↓↓↓

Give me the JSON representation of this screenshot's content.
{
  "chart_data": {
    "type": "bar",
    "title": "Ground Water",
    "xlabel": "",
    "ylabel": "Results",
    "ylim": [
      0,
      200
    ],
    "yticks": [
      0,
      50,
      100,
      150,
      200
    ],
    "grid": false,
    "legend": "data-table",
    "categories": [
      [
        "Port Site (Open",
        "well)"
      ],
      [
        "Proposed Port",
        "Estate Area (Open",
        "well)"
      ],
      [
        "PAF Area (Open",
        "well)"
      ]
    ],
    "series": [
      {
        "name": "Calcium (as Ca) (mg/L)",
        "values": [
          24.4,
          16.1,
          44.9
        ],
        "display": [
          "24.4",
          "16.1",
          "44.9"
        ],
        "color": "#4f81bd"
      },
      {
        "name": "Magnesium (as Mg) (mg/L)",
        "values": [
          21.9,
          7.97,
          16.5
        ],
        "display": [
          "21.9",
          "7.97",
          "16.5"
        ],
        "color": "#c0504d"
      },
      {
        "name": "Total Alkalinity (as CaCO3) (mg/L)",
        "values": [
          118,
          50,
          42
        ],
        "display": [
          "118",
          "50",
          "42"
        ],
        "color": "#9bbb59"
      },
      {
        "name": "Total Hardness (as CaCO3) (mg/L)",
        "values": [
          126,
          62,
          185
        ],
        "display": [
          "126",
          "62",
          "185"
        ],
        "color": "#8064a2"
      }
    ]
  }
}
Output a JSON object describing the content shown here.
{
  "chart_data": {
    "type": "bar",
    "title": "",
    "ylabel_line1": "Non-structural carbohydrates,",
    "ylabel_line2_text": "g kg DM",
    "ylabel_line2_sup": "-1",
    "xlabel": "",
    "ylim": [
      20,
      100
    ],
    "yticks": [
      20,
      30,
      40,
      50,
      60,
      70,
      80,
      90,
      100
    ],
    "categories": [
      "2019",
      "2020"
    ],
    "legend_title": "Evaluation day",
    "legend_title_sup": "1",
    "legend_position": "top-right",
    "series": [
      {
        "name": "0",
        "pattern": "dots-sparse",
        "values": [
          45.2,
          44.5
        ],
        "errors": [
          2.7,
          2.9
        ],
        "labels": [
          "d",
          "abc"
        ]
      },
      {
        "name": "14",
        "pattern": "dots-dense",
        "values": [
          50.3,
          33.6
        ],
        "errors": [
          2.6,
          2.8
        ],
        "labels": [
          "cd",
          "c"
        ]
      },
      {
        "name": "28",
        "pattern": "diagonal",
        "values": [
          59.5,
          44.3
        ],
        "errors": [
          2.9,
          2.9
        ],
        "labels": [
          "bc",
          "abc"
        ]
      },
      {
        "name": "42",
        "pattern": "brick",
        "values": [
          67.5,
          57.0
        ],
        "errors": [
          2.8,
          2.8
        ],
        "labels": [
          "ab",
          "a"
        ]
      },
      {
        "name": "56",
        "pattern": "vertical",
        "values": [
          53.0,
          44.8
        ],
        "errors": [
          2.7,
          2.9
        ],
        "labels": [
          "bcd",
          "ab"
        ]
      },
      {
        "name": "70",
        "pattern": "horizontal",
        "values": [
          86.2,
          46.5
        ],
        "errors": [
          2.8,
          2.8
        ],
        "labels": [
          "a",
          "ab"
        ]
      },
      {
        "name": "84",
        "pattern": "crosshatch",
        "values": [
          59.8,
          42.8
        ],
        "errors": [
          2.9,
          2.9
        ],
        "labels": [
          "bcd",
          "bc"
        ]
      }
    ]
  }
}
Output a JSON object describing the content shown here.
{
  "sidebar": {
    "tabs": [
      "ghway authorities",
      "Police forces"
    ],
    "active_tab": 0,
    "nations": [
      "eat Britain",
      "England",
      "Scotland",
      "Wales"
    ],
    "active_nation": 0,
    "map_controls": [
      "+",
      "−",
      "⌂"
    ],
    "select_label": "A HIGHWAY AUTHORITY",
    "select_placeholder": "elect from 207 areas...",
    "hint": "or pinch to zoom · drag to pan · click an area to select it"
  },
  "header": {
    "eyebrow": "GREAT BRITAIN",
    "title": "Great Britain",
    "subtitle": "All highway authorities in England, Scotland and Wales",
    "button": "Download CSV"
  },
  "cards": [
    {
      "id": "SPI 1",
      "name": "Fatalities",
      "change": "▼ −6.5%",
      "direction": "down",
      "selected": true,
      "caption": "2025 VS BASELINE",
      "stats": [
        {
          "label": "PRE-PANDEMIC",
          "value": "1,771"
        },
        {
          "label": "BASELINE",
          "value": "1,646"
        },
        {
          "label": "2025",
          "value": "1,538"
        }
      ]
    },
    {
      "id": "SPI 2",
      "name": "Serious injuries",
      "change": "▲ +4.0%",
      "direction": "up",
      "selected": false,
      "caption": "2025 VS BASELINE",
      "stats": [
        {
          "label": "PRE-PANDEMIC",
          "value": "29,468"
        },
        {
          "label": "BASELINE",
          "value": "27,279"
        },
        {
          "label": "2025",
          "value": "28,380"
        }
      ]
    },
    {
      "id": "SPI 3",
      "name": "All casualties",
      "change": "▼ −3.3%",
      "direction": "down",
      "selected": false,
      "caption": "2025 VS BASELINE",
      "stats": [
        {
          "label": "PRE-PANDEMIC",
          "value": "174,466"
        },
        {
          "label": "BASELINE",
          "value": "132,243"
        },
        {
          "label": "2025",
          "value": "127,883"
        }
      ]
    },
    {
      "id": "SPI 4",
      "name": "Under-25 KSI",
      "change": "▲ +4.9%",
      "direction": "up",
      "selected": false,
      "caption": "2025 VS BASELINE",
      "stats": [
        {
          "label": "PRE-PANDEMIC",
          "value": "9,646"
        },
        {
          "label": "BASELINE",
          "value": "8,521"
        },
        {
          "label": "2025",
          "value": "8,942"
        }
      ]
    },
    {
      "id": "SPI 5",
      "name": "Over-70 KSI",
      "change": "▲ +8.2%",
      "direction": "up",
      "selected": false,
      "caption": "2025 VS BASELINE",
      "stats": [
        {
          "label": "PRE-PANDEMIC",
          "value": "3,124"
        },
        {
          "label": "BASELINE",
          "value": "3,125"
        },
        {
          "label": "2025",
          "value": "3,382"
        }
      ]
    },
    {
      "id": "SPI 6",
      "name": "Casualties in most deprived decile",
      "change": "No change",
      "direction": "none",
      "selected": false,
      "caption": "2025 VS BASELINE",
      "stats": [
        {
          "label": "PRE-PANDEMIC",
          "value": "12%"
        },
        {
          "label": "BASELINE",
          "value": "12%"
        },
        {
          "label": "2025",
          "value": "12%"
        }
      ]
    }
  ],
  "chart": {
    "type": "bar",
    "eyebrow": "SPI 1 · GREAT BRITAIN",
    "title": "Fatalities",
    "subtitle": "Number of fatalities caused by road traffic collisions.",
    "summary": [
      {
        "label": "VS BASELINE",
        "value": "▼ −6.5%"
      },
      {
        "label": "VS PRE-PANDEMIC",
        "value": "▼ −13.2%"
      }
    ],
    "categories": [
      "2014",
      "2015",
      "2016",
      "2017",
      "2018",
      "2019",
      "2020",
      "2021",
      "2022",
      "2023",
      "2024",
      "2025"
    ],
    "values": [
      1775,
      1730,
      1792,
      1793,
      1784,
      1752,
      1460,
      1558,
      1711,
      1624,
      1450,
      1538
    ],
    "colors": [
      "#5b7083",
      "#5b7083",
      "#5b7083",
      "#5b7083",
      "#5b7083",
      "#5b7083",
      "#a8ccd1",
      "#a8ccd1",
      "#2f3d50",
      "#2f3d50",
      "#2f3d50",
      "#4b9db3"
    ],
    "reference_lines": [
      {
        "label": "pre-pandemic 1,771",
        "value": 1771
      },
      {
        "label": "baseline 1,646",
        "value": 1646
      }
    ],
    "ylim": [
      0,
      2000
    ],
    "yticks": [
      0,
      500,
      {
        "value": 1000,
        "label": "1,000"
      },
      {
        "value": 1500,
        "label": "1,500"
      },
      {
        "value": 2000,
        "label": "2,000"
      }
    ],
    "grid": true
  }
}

↑↑↑

- [TASK REQUIREMENTS] Find every line that includes the string "subtitle". Report how many there are and nothing else.

- [ANSWER FOR THE TASK] 2